* START *
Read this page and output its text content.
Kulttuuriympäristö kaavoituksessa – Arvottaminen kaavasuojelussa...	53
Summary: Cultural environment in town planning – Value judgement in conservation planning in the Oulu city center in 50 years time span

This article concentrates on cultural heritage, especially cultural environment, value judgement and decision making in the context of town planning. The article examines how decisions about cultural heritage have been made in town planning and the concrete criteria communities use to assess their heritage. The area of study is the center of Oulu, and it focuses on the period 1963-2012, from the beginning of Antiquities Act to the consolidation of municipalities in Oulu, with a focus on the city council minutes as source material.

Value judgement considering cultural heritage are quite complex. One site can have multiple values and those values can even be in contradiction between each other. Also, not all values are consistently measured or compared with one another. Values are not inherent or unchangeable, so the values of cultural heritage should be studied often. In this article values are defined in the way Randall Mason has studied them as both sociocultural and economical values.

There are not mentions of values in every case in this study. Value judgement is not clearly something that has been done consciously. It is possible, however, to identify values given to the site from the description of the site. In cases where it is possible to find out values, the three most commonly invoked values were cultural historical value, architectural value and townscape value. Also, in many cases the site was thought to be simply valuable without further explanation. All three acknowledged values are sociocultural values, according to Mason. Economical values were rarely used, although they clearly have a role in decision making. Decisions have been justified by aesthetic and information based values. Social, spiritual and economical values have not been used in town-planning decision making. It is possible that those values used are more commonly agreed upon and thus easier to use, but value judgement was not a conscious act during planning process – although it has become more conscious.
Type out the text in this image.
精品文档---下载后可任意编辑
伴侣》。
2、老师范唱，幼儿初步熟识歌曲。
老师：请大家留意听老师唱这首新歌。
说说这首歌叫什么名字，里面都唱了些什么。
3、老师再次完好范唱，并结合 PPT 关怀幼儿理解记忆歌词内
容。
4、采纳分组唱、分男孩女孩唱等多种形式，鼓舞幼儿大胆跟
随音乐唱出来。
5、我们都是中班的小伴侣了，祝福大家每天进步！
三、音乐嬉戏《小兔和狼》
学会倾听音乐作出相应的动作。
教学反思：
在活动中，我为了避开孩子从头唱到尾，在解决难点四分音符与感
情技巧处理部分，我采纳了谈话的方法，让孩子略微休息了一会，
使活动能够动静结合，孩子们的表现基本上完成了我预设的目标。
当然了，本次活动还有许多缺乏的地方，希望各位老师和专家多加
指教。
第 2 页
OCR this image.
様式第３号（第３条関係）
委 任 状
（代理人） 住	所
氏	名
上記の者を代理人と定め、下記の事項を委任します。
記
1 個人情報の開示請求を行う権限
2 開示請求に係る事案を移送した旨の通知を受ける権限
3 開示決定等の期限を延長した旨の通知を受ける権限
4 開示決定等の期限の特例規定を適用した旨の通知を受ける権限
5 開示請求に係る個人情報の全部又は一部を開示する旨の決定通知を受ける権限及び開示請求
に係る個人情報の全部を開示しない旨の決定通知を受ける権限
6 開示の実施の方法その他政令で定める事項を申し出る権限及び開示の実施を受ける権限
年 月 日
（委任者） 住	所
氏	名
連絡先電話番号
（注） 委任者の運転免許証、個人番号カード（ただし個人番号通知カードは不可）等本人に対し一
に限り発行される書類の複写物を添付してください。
* END *
Determine how many lines above contain "image" as a word or string. Give the number alone.

2